Which lines contain the string "審査登録"? Please list every one of them.

* **Task input**:
━━━━━━━━━━━━━━━━━━━━━━━━━━━━━━

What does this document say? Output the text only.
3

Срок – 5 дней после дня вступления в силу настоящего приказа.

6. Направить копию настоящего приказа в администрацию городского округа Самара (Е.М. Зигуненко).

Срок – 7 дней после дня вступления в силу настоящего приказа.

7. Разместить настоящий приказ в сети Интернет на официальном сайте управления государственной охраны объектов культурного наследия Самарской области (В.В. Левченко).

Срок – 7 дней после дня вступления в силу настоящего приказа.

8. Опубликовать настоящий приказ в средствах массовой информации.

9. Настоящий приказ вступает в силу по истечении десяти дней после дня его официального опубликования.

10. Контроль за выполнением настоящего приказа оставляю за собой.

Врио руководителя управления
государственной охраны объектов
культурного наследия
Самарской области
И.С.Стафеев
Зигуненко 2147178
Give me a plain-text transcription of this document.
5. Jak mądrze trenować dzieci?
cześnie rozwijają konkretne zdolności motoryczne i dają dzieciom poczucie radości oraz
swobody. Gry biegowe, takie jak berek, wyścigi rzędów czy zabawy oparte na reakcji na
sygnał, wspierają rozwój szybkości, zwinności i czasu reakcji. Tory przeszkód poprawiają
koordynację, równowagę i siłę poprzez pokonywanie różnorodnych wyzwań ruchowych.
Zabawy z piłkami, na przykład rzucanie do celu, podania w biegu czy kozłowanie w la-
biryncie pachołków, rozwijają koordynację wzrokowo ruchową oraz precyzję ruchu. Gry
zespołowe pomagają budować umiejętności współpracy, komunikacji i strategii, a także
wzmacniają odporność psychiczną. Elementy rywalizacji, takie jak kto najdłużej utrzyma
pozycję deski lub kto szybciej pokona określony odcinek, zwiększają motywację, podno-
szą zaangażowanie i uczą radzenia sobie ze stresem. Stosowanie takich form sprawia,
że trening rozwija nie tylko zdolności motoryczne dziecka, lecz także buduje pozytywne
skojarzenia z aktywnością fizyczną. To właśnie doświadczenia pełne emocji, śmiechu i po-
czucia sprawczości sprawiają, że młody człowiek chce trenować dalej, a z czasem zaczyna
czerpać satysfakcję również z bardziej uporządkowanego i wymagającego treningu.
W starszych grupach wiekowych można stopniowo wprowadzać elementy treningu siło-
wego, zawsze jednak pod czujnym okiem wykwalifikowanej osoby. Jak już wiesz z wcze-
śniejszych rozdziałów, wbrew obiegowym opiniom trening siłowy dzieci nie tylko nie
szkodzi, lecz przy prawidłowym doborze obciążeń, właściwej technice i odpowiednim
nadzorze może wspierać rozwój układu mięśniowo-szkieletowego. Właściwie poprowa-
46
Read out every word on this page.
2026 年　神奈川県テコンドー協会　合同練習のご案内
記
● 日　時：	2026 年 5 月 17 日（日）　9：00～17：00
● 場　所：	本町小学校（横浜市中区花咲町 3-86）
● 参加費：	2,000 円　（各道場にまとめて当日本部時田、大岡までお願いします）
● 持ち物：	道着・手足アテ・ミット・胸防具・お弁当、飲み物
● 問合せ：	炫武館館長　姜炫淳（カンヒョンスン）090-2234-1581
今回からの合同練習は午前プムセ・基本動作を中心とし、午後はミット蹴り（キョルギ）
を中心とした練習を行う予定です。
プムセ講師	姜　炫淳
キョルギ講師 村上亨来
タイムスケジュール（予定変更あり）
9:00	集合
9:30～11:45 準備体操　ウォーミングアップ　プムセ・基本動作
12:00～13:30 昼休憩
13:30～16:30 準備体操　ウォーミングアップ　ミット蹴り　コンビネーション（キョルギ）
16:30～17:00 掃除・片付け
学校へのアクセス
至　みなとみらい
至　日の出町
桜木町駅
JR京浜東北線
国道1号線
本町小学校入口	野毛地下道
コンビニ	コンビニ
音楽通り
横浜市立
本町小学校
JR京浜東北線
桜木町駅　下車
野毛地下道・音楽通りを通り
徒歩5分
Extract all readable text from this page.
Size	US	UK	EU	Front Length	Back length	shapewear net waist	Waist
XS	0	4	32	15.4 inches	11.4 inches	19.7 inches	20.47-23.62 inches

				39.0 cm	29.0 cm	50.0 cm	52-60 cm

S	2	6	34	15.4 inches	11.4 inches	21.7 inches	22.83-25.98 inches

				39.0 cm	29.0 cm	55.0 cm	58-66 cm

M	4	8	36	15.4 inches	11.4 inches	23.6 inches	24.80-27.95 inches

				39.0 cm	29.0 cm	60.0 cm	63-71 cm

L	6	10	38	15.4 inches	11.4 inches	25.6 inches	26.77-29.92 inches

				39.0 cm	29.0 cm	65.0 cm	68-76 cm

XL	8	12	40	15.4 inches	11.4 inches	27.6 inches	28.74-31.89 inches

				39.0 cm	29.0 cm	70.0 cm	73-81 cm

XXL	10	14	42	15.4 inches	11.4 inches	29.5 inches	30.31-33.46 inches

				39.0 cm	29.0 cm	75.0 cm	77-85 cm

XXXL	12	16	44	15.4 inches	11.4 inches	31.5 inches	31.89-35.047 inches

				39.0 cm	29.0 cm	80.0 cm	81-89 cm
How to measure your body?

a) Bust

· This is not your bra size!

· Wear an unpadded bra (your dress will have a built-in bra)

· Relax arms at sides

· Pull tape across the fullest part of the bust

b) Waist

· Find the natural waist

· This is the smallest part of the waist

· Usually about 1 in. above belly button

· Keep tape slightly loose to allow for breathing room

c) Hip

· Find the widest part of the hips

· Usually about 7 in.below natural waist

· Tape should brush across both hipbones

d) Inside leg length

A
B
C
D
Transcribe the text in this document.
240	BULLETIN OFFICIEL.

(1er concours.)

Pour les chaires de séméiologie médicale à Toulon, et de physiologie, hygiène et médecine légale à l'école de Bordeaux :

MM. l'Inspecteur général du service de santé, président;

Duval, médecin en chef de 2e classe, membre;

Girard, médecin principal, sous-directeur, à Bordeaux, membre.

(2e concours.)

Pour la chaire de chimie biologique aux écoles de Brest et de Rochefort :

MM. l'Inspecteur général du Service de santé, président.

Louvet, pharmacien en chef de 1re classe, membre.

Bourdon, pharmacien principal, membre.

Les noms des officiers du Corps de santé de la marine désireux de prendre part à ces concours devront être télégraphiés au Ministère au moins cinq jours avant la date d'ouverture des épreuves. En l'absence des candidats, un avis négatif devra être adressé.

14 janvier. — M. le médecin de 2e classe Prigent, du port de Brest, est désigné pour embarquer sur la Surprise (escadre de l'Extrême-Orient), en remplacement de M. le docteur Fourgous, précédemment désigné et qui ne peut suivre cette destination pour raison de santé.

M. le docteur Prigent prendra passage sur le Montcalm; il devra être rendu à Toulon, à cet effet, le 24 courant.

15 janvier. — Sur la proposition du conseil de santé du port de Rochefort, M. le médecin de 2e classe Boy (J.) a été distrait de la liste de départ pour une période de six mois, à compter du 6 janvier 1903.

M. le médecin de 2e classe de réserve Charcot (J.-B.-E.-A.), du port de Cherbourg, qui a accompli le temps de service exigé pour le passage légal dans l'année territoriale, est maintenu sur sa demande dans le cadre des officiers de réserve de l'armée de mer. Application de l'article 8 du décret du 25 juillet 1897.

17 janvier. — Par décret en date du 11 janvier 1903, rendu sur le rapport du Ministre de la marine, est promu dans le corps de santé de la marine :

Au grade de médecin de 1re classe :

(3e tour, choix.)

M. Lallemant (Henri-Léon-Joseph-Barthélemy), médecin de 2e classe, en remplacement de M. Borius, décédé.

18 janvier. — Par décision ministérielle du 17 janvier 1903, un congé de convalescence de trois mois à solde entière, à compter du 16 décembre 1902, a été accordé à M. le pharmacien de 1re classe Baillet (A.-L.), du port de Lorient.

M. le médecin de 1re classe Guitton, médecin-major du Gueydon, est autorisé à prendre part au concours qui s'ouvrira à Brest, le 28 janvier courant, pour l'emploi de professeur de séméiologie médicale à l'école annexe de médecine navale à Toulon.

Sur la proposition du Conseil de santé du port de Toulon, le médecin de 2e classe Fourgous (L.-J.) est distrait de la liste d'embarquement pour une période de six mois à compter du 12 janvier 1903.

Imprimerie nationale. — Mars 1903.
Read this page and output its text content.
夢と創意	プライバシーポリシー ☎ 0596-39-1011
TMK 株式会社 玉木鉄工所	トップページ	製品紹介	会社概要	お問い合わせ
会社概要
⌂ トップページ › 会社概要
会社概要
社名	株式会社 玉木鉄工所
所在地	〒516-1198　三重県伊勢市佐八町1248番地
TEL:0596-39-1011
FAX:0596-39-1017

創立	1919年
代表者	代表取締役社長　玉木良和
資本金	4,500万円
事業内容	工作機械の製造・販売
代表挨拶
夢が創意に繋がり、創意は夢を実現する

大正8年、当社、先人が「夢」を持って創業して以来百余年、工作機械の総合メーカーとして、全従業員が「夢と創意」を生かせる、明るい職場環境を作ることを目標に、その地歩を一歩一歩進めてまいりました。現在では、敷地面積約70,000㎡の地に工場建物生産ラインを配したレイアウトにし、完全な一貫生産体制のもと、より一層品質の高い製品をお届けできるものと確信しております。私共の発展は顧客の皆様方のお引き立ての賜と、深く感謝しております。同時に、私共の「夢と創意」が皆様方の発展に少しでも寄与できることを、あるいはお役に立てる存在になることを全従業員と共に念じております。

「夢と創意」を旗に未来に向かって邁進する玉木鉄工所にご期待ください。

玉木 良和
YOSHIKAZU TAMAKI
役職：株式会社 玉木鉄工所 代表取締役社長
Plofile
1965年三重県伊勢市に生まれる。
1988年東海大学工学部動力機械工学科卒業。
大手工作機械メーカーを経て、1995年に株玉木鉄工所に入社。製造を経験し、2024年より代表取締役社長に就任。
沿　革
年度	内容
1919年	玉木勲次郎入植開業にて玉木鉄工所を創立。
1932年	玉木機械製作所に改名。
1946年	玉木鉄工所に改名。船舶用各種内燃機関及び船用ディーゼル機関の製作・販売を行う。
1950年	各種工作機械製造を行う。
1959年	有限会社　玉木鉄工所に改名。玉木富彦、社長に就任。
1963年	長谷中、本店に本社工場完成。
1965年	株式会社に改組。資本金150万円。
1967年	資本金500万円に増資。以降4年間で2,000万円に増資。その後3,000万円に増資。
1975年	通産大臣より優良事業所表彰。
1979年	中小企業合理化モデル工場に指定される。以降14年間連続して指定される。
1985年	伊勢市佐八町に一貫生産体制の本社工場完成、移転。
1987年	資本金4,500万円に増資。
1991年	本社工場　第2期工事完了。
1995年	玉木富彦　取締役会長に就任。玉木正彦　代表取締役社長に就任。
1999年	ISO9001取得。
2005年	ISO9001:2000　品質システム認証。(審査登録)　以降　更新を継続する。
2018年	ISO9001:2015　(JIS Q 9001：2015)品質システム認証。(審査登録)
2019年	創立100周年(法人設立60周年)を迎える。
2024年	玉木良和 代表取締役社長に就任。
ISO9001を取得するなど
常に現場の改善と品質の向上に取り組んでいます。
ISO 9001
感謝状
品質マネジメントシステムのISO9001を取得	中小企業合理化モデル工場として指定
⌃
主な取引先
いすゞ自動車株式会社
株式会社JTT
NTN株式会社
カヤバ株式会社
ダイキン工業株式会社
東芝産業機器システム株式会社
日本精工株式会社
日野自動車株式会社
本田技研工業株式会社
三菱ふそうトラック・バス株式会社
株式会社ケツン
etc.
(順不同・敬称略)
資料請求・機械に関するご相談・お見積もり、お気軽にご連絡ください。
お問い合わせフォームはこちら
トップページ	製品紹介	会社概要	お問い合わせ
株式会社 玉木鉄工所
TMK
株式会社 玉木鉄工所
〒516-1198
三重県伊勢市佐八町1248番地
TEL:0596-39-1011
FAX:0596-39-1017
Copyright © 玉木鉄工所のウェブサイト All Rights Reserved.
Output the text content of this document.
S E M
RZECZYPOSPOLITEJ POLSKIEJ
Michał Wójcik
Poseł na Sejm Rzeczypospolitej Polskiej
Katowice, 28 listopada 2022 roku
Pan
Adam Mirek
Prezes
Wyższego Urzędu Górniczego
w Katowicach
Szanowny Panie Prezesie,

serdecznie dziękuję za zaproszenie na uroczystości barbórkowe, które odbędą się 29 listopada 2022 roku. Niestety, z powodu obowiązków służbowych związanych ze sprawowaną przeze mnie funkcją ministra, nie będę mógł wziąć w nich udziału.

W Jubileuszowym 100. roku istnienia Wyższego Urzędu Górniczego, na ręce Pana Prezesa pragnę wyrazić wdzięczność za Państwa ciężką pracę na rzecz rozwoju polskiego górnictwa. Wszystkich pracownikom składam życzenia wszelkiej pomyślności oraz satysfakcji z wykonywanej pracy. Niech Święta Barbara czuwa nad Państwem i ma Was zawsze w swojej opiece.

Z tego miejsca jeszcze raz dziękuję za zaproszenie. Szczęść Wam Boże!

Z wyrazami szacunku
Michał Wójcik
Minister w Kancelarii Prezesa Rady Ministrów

━━━━━━━━━━━━━━━━━━━━━━━━━━━━━━

* **Reply**:
2005年	ISO9001:2000　品質システム認証。(審査登録)　以降　更新を継続する。
2018年	ISO9001:2015　(JIS Q 9001：2015)品質システム認証。(審査登録)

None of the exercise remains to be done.